### What to produce
Identify the lines that contain the word "JSON" and copy each one.

### Recorded information

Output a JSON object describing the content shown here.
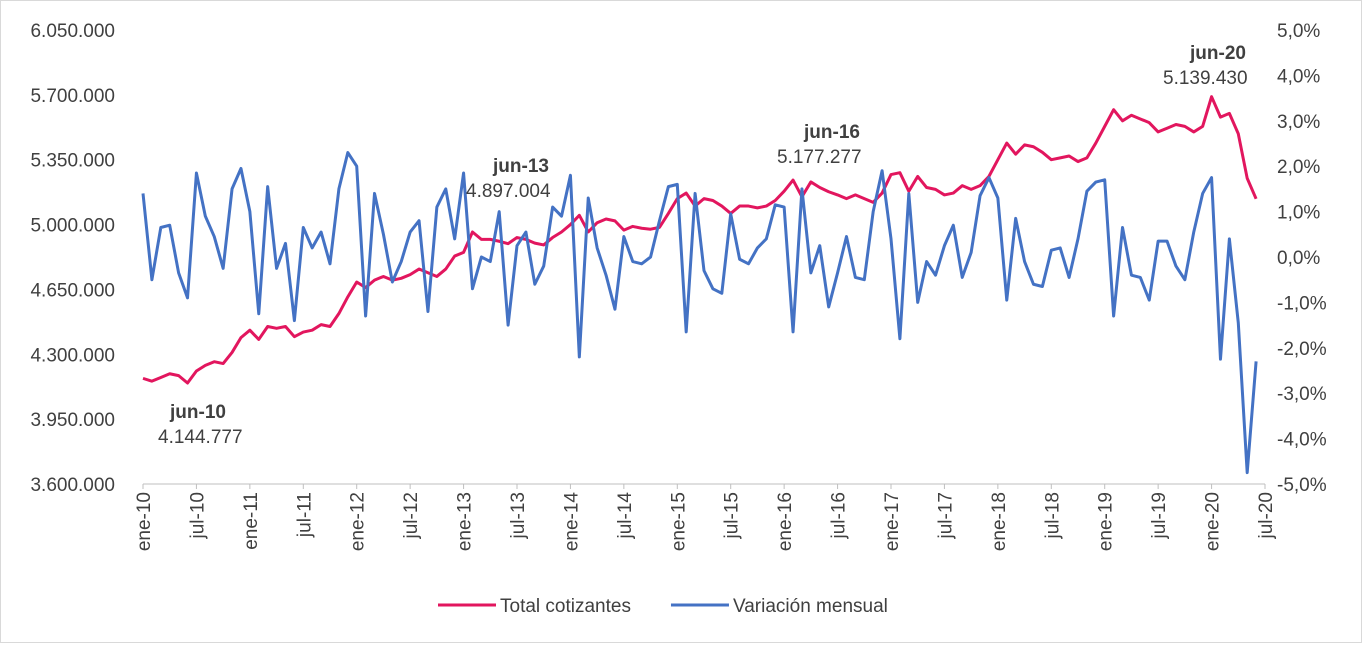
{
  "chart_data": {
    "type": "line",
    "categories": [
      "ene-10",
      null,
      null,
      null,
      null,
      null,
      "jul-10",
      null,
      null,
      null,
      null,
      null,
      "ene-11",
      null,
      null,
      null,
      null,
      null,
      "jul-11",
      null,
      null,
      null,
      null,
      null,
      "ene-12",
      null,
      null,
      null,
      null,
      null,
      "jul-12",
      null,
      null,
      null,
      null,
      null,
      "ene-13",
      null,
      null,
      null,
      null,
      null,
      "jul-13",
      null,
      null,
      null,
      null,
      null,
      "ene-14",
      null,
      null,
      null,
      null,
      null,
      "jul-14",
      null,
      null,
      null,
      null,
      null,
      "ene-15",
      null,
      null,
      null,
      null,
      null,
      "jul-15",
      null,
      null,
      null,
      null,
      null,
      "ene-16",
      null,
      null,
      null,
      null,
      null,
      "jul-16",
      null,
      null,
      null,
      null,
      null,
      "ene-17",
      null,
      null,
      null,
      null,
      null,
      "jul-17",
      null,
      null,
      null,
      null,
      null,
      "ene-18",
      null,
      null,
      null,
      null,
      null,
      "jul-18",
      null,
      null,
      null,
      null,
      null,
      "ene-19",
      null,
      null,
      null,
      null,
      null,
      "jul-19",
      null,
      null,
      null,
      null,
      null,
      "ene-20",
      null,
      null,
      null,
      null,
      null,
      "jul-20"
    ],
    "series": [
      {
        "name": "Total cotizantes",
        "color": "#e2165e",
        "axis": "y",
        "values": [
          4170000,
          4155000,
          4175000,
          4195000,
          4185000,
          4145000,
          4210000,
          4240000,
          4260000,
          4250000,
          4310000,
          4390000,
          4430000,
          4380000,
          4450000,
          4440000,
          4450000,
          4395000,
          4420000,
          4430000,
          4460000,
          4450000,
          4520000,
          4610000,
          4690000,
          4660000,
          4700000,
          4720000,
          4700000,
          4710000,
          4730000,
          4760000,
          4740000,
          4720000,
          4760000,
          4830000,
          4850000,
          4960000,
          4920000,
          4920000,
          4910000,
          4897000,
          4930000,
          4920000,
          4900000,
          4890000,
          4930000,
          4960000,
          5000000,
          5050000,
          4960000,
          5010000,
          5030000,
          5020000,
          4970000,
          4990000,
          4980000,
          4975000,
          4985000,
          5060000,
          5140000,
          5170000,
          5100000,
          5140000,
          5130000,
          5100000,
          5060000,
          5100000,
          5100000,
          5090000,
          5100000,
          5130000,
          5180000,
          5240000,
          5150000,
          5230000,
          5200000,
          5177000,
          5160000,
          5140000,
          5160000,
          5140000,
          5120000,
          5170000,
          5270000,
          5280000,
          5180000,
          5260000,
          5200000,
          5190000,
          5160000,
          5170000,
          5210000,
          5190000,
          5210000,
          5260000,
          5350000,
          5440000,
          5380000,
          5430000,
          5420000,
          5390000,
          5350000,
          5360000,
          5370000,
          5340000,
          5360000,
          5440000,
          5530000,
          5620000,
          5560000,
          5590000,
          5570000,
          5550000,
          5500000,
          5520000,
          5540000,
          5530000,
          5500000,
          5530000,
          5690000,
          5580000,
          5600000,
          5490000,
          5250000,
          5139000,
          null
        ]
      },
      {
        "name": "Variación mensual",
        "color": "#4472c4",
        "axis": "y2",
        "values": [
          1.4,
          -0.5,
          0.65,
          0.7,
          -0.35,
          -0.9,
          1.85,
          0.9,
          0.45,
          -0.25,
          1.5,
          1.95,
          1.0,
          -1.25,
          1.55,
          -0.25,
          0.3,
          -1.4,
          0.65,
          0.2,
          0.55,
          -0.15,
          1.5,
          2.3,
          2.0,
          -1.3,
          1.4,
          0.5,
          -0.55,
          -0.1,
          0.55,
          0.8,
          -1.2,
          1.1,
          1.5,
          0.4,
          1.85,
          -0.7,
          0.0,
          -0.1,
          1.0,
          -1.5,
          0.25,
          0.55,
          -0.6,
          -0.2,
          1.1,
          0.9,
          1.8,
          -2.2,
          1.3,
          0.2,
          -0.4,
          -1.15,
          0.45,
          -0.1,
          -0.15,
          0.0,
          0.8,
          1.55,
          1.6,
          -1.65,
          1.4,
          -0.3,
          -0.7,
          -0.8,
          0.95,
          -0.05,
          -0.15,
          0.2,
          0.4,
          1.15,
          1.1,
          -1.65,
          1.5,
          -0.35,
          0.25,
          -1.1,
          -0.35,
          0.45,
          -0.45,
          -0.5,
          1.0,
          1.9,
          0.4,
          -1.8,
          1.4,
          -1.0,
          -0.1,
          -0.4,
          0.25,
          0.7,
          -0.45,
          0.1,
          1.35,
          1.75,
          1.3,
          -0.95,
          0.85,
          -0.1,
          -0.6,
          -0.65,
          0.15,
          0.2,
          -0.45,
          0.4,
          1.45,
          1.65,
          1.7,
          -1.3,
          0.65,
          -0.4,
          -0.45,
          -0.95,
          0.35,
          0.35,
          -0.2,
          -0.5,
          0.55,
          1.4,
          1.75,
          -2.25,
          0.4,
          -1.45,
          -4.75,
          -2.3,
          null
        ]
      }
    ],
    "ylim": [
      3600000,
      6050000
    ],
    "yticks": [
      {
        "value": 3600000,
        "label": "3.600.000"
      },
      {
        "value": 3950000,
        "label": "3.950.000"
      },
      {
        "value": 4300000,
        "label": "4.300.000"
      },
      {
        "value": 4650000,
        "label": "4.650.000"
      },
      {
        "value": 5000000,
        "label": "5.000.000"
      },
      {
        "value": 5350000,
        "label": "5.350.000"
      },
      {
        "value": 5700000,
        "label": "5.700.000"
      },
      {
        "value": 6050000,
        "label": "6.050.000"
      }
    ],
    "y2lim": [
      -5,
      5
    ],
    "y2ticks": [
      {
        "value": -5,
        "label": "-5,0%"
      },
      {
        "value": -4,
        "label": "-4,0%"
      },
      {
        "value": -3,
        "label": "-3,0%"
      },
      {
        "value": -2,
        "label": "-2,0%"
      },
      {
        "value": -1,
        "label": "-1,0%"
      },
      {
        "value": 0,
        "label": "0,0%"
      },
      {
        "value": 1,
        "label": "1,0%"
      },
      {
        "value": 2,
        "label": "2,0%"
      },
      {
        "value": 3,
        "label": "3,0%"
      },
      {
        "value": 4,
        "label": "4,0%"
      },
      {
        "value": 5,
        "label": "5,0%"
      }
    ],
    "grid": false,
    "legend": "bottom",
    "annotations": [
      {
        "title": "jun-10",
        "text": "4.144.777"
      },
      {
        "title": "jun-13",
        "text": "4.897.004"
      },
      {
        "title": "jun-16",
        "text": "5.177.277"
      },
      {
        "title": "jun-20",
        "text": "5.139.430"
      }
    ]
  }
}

==

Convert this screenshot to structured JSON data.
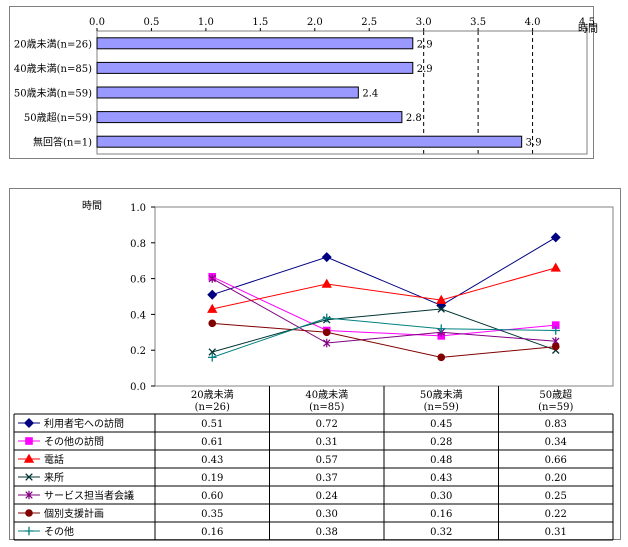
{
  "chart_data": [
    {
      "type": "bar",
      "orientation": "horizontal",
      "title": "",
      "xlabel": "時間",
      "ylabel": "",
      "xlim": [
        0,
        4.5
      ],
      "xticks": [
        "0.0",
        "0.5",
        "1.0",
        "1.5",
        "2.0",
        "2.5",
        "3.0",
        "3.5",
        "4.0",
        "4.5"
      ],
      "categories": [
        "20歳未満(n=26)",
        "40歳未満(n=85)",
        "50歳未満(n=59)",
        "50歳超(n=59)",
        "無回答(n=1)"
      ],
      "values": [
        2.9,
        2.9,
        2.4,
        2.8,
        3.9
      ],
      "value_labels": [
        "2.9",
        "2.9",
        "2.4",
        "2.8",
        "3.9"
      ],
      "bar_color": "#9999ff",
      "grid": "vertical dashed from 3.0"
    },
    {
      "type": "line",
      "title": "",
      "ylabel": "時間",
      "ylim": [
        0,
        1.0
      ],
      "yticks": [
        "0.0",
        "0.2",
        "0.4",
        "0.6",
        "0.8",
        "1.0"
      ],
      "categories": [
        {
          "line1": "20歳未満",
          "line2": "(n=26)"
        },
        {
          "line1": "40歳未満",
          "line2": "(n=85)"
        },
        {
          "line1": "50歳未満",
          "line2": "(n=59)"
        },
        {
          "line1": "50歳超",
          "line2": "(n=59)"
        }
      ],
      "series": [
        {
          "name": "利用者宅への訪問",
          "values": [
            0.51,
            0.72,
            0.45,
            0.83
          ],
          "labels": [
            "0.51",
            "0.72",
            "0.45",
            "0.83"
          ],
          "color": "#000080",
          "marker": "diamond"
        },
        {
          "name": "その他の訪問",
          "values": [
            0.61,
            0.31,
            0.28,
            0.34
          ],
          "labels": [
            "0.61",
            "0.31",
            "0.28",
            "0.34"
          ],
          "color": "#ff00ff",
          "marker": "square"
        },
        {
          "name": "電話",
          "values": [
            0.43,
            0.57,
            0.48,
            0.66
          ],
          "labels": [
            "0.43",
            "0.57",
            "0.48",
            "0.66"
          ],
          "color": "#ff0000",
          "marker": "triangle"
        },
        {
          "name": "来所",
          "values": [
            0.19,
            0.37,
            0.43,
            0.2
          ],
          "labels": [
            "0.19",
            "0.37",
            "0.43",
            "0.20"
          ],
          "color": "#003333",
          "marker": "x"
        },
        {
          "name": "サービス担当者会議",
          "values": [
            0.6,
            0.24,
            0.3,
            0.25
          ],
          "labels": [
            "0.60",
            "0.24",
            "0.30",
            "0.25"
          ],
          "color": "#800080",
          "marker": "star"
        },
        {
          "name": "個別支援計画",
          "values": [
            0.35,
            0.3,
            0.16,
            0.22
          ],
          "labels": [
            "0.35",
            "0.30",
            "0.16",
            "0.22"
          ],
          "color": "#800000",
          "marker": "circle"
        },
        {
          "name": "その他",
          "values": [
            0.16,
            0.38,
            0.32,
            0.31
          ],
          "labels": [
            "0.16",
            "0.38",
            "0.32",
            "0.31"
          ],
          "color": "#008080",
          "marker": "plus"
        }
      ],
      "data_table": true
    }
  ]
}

### Exercise result
Output a JSON object describing the content shown here.
Convert this screenshot to structured JSON data.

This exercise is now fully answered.